Exercise objective: Without omitting anything, return the records precisely as given.

>> start Data lines

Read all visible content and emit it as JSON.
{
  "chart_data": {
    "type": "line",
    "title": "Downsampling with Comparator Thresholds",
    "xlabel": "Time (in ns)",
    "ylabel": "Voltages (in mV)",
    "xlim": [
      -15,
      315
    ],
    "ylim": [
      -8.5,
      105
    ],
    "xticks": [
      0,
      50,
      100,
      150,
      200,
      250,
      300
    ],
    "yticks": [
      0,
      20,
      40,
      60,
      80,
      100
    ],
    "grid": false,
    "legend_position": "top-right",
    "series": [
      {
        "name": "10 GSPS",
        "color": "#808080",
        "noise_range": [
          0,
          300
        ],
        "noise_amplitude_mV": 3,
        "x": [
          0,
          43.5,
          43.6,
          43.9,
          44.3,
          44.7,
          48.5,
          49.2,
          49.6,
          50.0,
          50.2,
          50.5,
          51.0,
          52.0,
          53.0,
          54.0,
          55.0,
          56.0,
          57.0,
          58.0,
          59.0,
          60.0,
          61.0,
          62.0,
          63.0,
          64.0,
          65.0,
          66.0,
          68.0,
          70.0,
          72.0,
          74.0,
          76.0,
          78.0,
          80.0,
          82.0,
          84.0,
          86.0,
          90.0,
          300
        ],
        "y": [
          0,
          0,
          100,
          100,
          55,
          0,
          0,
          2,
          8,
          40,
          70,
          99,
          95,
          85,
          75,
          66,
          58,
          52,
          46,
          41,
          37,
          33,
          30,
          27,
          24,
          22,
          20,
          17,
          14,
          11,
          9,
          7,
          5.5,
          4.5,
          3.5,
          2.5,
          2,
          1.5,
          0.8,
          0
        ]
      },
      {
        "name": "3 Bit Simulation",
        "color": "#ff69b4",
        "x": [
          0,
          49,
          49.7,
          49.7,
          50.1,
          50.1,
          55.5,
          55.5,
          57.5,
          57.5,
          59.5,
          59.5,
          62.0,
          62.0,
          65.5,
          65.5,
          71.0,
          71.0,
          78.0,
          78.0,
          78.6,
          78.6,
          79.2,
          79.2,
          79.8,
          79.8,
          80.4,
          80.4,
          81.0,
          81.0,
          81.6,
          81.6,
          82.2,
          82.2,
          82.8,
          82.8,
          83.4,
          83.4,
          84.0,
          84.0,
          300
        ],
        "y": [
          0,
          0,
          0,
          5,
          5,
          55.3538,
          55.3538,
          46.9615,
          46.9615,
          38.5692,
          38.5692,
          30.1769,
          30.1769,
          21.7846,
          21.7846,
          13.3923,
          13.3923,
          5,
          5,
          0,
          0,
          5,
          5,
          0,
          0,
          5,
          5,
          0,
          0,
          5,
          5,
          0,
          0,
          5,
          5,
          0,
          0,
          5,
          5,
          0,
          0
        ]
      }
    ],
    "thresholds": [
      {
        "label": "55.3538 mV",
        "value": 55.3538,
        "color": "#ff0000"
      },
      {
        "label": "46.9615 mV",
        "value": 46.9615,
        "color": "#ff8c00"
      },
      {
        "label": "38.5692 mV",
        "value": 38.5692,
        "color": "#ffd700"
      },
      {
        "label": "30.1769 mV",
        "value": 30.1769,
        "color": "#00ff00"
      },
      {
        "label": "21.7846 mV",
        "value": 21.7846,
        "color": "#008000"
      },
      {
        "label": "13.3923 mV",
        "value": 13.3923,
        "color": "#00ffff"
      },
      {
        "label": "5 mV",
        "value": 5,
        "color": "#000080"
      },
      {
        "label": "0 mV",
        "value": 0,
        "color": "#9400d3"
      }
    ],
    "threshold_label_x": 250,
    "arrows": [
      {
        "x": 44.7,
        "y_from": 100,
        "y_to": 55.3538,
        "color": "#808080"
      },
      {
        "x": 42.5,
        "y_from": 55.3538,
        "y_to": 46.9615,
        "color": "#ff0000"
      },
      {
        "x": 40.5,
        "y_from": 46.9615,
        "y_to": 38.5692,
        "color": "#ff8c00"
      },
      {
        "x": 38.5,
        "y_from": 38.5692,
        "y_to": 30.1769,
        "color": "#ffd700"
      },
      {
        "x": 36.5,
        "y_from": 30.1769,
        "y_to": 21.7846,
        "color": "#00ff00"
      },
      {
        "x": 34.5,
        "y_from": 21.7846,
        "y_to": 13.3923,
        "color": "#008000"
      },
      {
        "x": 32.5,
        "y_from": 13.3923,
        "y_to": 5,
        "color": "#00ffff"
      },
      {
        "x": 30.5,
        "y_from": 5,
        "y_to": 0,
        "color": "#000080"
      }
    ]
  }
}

>> end Data lines

Response to the task:
Read all visible content and emit it as JSON.
{
  "chart_data": {
    "type": "line",
    "title": "Downsampling with Comparator Thresholds",
    "xlabel": "Time (in ns)",
    "ylabel": "Voltages (in mV)",
    "xlim": [
      -15,
      315
    ],
    "ylim": [
      -8.5,
      105
    ],
    "xticks": [
      0,
      50,
      100,
      150,
      200,
      250,
      300
    ],
    "yticks": [
      0,
      20,
      40,
      60,
      80,
      100
    ],
    "grid": false,
    "legend_position": "top-right",
    "series": [
      {
        "name": "10 GSPS",
        "color": "#808080",
        "noise_range": [
          0,
          300
        ],
        "noise_amplitude_mV": 3,
        "x": [
          0,
          43.5,
          43.6,
          43.9,
          44.3,
          44.7,
          48.5,
          49.2,
          49.6,
          50.0,
          50.2,
          50.5,
          51.0,
          52.0,
          53.0,
          54.0,
          55.0,
          56.0,
          57.0,
          58.0,
          59.0,
          60.0,
          61.0,
          62.0,
          63.0,
          64.0,
          65.0,
          66.0,
          68.0,
          70.0,
          72.0,
          74.0,
          76.0,
          78.0,
          80.0,
          82.0,
          84.0,
          86.0,
          90.0,
          300
        ],
        "y": [
          0,
          0,
          100,
          100,
          55,
          0,
          0,
          2,
          8,
          40,
          70,
          99,
          95,
          85,
          75,
          66,
          58,
          52,
          46,
          41,
          37,
          33,
          30,
          27,
          24,
          22,
          20,
          17,
          14,
          11,
          9,
          7,
          5.5,
          4.5,
          3.5,
          2.5,
          2,
          1.5,
          0.8,
          0
        ]
      },
      {
        "name": "3 Bit Simulation",
        "color": "#ff69b4",
        "x": [
          0,
          49,
          49.7,
          49.7,
          50.1,
          50.1,
          55.5,
          55.5,
          57.5,
          57.5,
          59.5,
          59.5,
          62.0,
          62.0,
          65.5,
          65.5,
          71.0,
          71.0,
          78.0,
          78.0,
          78.6,
          78.6,
          79.2,
          79.2,
          79.8,
          79.8,
          80.4,
          80.4,
          81.0,
          81.0,
          81.6,
          81.6,
          82.2,
          82.2,
          82.8,
          82.8,
          83.4,
          83.4,
          84.0,
          84.0,
          300
        ],
        "y": [
          0,
          0,
          0,
          5,
          5,
          55.3538,
          55.3538,
          46.9615,
          46.9615,
          38.5692,
          38.5692,
          30.1769,
          30.1769,
          21.7846,
          21.7846,
          13.3923,
          13.3923,
          5,
          5,
          0,
          0,
          5,
          5,
          0,
          0,
          5,
          5,
          0,
          0,
          5,
          5,
          0,
          0,
          5,
          5,
          0,
          0,
          5,
          5,
          0,
          0
        ]
      }
    ],
    "thresholds": [
      {
        "label": "55.3538 mV",
        "value": 55.3538,
        "color": "#ff0000"
      },
      {
        "label": "46.9615 mV",
        "value": 46.9615,
        "color": "#ff8c00"
      },
      {
        "label": "38.5692 mV",
        "value": 38.5692,
        "color": "#ffd700"
      },
      {
        "label": "30.1769 mV",
        "value": 30.1769,
        "color": "#00ff00"
      },
      {
        "label": "21.7846 mV",
        "value": 21.7846,
        "color": "#008000"
      },
      {
        "label": "13.3923 mV",
        "value": 13.3923,
        "color": "#00ffff"
      },
      {
        "label": "5 mV",
        "value": 5,
        "color": "#000080"
      },
      {
        "label": "0 mV",
        "value": 0,
        "color": "#9400d3"
      }
    ],
    "threshold_label_x": 250,
    "arrows": [
      {
        "x": 44.7,
        "y_from": 100,
        "y_to": 55.3538,
        "color": "#808080"
      },
      {
        "x": 42.5,
        "y_from": 55.3538,
        "y_to": 46.9615,
        "color": "#ff0000"
      },
      {
        "x": 40.5,
        "y_from": 46.9615,
        "y_to": 38.5692,
        "color": "#ff8c00"
      },
      {
        "x": 38.5,
        "y_from": 38.5692,
        "y_to": 30.1769,
        "color": "#ffd700"
      },
      {
        "x": 36.5,
        "y_from": 30.1769,
        "y_to": 21.7846,
        "color": "#00ff00"
      },
      {
        "x": 34.5,
        "y_from": 21.7846,
        "y_to": 13.3923,
        "color": "#008000"
      },
      {
        "x": 32.5,
        "y_from": 13.3923,
        "y_to": 5,
        "color": "#00ffff"
      },
      {
        "x": 30.5,
        "y_from": 5,
        "y_to": 0,
        "color": "#000080"
      }
    ]
  }
}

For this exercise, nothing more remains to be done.